## EXERCISE DESCRIPTION
Can you return each line of the records below unchanged, omitting the pictures?

• • •

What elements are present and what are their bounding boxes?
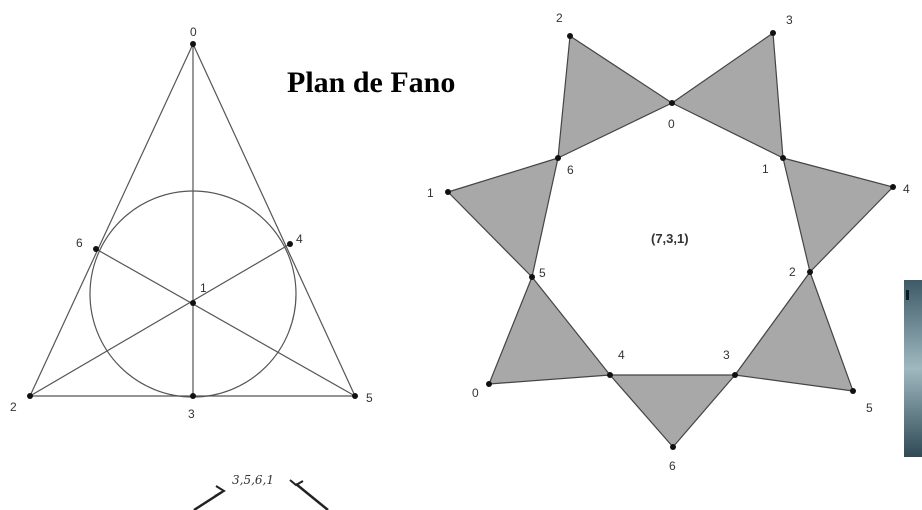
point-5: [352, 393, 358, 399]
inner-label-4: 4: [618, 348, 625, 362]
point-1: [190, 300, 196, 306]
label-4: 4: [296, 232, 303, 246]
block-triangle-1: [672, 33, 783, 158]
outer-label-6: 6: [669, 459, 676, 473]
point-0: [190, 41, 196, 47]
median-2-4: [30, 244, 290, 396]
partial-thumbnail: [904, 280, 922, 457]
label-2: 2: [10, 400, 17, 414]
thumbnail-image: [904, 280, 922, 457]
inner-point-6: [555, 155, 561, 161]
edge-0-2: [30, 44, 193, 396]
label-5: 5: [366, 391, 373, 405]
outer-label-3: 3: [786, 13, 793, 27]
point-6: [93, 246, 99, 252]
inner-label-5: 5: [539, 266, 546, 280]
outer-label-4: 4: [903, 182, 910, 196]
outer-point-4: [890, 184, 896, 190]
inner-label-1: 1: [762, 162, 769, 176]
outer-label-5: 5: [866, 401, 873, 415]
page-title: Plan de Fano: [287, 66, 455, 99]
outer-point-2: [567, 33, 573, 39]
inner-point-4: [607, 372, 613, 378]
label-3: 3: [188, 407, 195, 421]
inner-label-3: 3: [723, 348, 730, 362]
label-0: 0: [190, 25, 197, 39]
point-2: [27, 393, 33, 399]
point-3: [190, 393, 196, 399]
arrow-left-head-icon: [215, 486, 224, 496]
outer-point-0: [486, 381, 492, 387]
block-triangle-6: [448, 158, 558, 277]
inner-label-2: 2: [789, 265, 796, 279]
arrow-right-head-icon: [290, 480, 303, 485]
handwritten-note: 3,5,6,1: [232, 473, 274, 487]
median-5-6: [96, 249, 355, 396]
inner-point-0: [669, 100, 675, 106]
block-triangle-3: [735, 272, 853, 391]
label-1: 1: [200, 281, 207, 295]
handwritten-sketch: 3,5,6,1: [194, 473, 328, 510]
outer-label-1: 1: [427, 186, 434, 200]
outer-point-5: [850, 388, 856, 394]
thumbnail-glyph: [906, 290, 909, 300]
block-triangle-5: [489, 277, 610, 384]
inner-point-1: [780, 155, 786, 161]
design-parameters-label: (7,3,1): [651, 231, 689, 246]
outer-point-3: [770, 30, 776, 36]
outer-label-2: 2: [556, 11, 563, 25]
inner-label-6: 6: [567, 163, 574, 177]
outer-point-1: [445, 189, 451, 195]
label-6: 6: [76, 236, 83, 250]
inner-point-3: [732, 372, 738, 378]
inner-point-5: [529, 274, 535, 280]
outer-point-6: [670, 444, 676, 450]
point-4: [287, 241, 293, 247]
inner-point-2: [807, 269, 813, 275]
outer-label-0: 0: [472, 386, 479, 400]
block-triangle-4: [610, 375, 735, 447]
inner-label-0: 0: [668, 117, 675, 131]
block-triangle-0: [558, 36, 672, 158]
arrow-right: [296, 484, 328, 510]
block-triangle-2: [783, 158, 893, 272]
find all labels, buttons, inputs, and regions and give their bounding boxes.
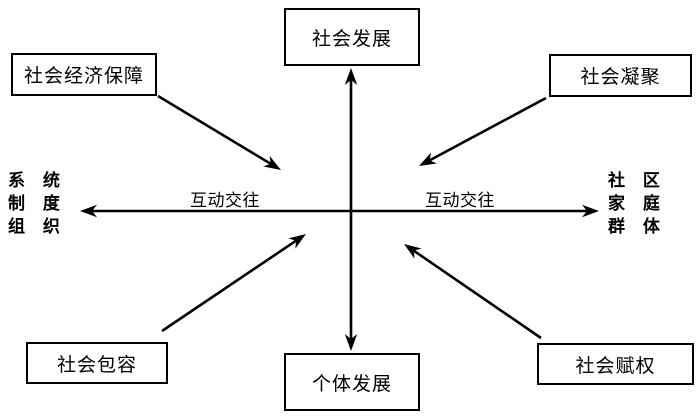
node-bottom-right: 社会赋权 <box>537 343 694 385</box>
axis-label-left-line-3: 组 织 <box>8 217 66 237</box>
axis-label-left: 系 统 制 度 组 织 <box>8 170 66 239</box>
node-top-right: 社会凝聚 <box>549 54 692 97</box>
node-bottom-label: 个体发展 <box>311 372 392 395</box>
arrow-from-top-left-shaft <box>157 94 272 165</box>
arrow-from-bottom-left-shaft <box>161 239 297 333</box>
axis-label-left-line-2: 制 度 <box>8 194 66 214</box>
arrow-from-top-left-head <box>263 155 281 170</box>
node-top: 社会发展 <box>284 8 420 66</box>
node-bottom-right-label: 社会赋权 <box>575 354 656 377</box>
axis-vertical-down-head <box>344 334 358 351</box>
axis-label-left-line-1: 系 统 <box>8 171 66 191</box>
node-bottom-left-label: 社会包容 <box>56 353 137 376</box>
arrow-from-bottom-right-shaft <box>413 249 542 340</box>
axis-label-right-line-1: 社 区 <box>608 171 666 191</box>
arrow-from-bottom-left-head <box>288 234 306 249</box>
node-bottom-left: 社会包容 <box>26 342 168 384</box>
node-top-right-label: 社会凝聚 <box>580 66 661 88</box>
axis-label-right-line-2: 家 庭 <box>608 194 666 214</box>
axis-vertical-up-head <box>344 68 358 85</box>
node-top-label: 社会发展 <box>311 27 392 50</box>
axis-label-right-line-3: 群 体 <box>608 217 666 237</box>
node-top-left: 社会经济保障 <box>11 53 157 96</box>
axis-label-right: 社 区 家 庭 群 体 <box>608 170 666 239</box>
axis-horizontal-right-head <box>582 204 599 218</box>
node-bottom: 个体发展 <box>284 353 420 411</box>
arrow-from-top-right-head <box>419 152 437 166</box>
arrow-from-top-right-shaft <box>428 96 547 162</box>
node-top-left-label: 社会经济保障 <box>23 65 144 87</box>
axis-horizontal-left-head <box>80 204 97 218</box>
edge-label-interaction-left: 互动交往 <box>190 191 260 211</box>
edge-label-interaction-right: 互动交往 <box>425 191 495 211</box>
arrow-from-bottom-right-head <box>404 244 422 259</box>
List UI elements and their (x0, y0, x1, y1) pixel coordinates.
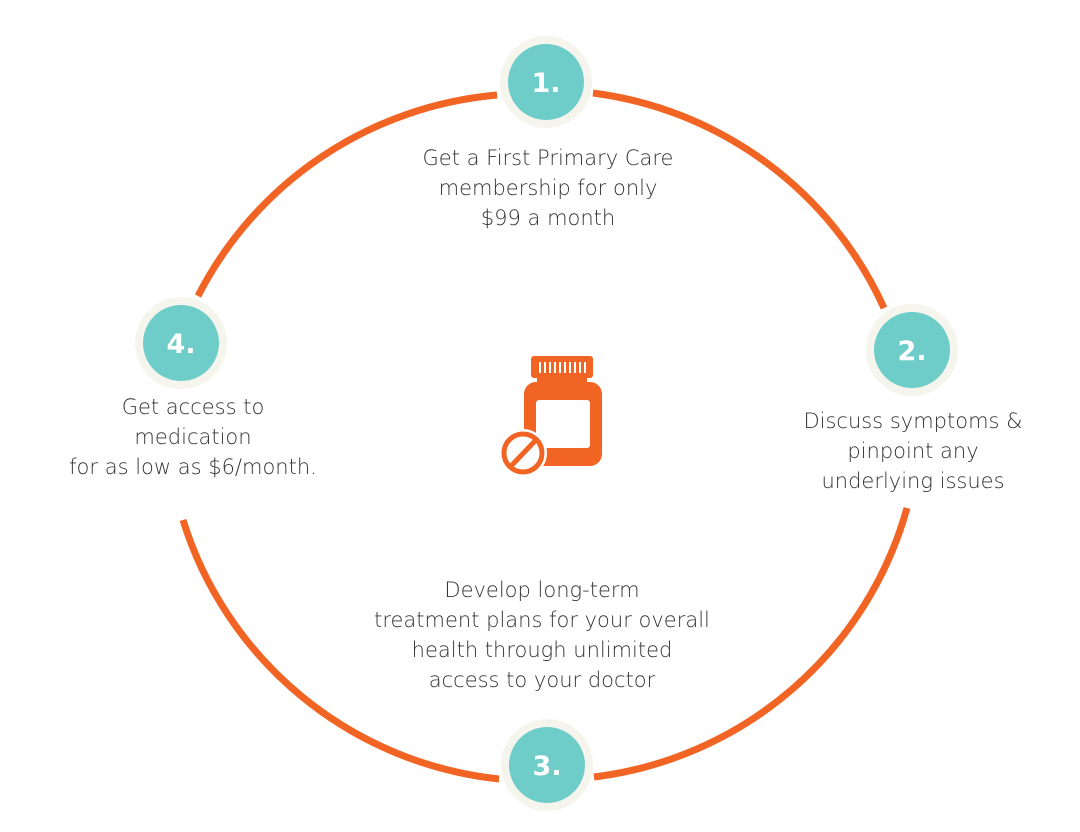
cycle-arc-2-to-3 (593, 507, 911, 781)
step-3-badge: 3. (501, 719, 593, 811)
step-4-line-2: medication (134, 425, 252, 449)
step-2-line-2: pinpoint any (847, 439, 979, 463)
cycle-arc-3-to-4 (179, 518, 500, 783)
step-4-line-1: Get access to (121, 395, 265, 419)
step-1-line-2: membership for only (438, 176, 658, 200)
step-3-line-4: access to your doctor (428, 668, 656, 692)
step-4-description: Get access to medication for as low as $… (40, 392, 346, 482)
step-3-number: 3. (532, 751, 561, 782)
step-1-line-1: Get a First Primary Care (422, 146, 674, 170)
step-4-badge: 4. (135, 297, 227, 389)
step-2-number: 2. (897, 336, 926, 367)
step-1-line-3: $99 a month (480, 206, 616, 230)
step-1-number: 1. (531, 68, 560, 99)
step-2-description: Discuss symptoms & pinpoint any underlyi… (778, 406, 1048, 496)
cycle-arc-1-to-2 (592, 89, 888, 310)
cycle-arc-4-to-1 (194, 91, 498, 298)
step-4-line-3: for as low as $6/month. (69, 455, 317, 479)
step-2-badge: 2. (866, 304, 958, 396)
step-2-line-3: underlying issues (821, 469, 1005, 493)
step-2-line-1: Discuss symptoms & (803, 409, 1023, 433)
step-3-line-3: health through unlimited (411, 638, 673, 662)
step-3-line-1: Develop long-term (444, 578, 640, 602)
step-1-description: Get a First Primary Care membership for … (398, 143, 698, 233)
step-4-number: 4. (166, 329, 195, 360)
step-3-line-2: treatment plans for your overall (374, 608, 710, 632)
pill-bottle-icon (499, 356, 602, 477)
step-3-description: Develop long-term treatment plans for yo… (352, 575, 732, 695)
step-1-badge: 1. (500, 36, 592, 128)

• • •

## THE RESPONSE
What elements are present and what are their bounding boxes?
point-5: [352, 393, 358, 399]
inner-label-4: 4: [618, 348, 625, 362]
point-1: [190, 300, 196, 306]
label-4: 4: [296, 232, 303, 246]
block-triangle-1: [672, 33, 783, 158]
outer-label-6: 6: [669, 459, 676, 473]
point-0: [190, 41, 196, 47]
median-2-4: [30, 244, 290, 396]
partial-thumbnail: [904, 280, 922, 457]
label-2: 2: [10, 400, 17, 414]
thumbnail-image: [904, 280, 922, 457]
inner-point-6: [555, 155, 561, 161]
edge-0-2: [30, 44, 193, 396]
label-5: 5: [366, 391, 373, 405]
outer-label-3: 3: [786, 13, 793, 27]
point-6: [93, 246, 99, 252]
inner-label-5: 5: [539, 266, 546, 280]
outer-label-4: 4: [903, 182, 910, 196]
outer-point-4: [890, 184, 896, 190]
inner-label-1: 1: [762, 162, 769, 176]
outer-label-5: 5: [866, 401, 873, 415]
page-title: Plan de Fano: [287, 66, 455, 99]
outer-point-2: [567, 33, 573, 39]
inner-point-4: [607, 372, 613, 378]
label-3: 3: [188, 407, 195, 421]
inner-label-3: 3: [723, 348, 730, 362]
label-0: 0: [190, 25, 197, 39]
point-2: [27, 393, 33, 399]
point-3: [190, 393, 196, 399]
arrow-left-head-icon: [215, 486, 224, 496]
outer-point-0: [486, 381, 492, 387]
block-triangle-6: [448, 158, 558, 277]
inner-label-2: 2: [789, 265, 796, 279]
arrow-right-head-icon: [290, 480, 303, 485]
handwritten-note: 3,5,6,1: [232, 473, 274, 487]
median-5-6: [96, 249, 355, 396]
inner-point-0: [669, 100, 675, 106]
block-triangle-3: [735, 272, 853, 391]
label-1: 1: [200, 281, 207, 295]
handwritten-sketch: 3,5,6,1: [194, 473, 328, 510]
outer-label-1: 1: [427, 186, 434, 200]
outer-point-5: [850, 388, 856, 394]
thumbnail-glyph: [906, 290, 909, 300]
block-triangle-5: [489, 277, 610, 384]
inner-point-1: [780, 155, 786, 161]
design-parameters-label: (7,3,1): [651, 231, 689, 246]
outer-point-3: [770, 30, 776, 36]
outer-label-2: 2: [556, 11, 563, 25]
inner-label-6: 6: [567, 163, 574, 177]
outer-point-1: [445, 189, 451, 195]
label-6: 6: [76, 236, 83, 250]
inner-point-3: [732, 372, 738, 378]
inner-point-5: [529, 274, 535, 280]
outer-point-6: [670, 444, 676, 450]
point-4: [287, 241, 293, 247]
inner-point-2: [807, 269, 813, 275]
outer-label-0: 0: [472, 386, 479, 400]
block-triangle-4: [610, 375, 735, 447]
inner-label-0: 0: [668, 117, 675, 131]
block-triangle-0: [558, 36, 672, 158]
arrow-right: [296, 484, 328, 510]
block-triangle-2: [783, 158, 893, 272]
find all labels, buttons, inputs, and regions and give their bounding boxes.
node-bottom-right: 社会赋权 <box>537 343 694 385</box>
axis-label-left-line-3: 组 织 <box>8 217 66 237</box>
axis-label-left: 系 统 制 度 组 织 <box>8 170 66 239</box>
node-top-right: 社会凝聚 <box>549 54 692 97</box>
node-bottom-label: 个体发展 <box>311 372 392 395</box>
arrow-from-top-left-shaft <box>157 94 272 165</box>
arrow-from-bottom-left-shaft <box>161 239 297 333</box>
axis-label-left-line-2: 制 度 <box>8 194 66 214</box>
arrow-from-top-left-head <box>263 155 281 170</box>
node-top: 社会发展 <box>284 8 420 66</box>
node-bottom-right-label: 社会赋权 <box>575 354 656 377</box>
axis-vertical-down-head <box>344 334 358 351</box>
axis-label-left-line-1: 系 统 <box>8 171 66 191</box>
node-bottom-left-label: 社会包容 <box>56 353 137 376</box>
arrow-from-bottom-right-shaft <box>413 249 542 340</box>
axis-label-right-line-1: 社 区 <box>608 171 666 191</box>
arrow-from-bottom-left-head <box>288 234 306 249</box>
node-bottom-left: 社会包容 <box>26 342 168 384</box>
node-top-right-label: 社会凝聚 <box>580 66 661 88</box>
axis-label-right-line-2: 家 庭 <box>608 194 666 214</box>
axis-vertical-up-head <box>344 68 358 85</box>
node-top-label: 社会发展 <box>311 27 392 50</box>
axis-label-right-line-3: 群 体 <box>608 217 666 237</box>
node-top-left: 社会经济保障 <box>11 53 157 96</box>
axis-label-right: 社 区 家 庭 群 体 <box>608 170 666 239</box>
axis-horizontal-right-head <box>582 204 599 218</box>
node-bottom: 个体发展 <box>284 353 420 411</box>
arrow-from-top-right-head <box>419 152 437 166</box>
arrow-from-top-right-shaft <box>428 96 547 162</box>
node-top-left-label: 社会经济保障 <box>23 65 144 87</box>
axis-horizontal-left-head <box>80 204 97 218</box>
edge-label-interaction-left: 互动交往 <box>190 191 260 211</box>
edge-label-interaction-right: 互动交往 <box>425 191 495 211</box>
arrow-from-bottom-right-head <box>404 244 422 259</box>
List UI elements and their (x0, y0, x1, y1) pixel coordinates.
cycle-arc-2-to-3 (593, 507, 911, 781)
step-3-badge: 3. (501, 719, 593, 811)
step-4-line-2: medication (134, 425, 252, 449)
step-2-line-2: pinpoint any (847, 439, 979, 463)
cycle-arc-3-to-4 (179, 518, 500, 783)
step-4-line-1: Get access to (121, 395, 265, 419)
step-1-line-2: membership for only (438, 176, 658, 200)
step-3-line-4: access to your doctor (428, 668, 656, 692)
step-4-description: Get access to medication for as low as $… (40, 392, 346, 482)
step-3-number: 3. (532, 751, 561, 782)
step-1-line-1: Get a First Primary Care (422, 146, 674, 170)
step-4-badge: 4. (135, 297, 227, 389)
step-2-number: 2. (897, 336, 926, 367)
step-1-line-3: $99 a month (480, 206, 616, 230)
step-1-number: 1. (531, 68, 560, 99)
step-2-description: Discuss symptoms & pinpoint any underlyi… (778, 406, 1048, 496)
cycle-arc-1-to-2 (592, 89, 888, 310)
cycle-arc-4-to-1 (194, 91, 498, 298)
step-4-line-3: for as low as $6/month. (69, 455, 317, 479)
step-2-badge: 2. (866, 304, 958, 396)
step-2-line-3: underlying issues (821, 469, 1005, 493)
step-2-line-1: Discuss symptoms & (803, 409, 1023, 433)
step-3-line-3: health through unlimited (411, 638, 673, 662)
step-3-line-1: Develop long-term (444, 578, 640, 602)
step-1-description: Get a First Primary Care membership for … (398, 143, 698, 233)
step-4-number: 4. (166, 329, 195, 360)
step-3-line-2: treatment plans for your overall (374, 608, 710, 632)
pill-bottle-icon (499, 356, 602, 477)
step-3-description: Develop long-term treatment plans for yo… (352, 575, 732, 695)
step-1-badge: 1. (500, 36, 592, 128)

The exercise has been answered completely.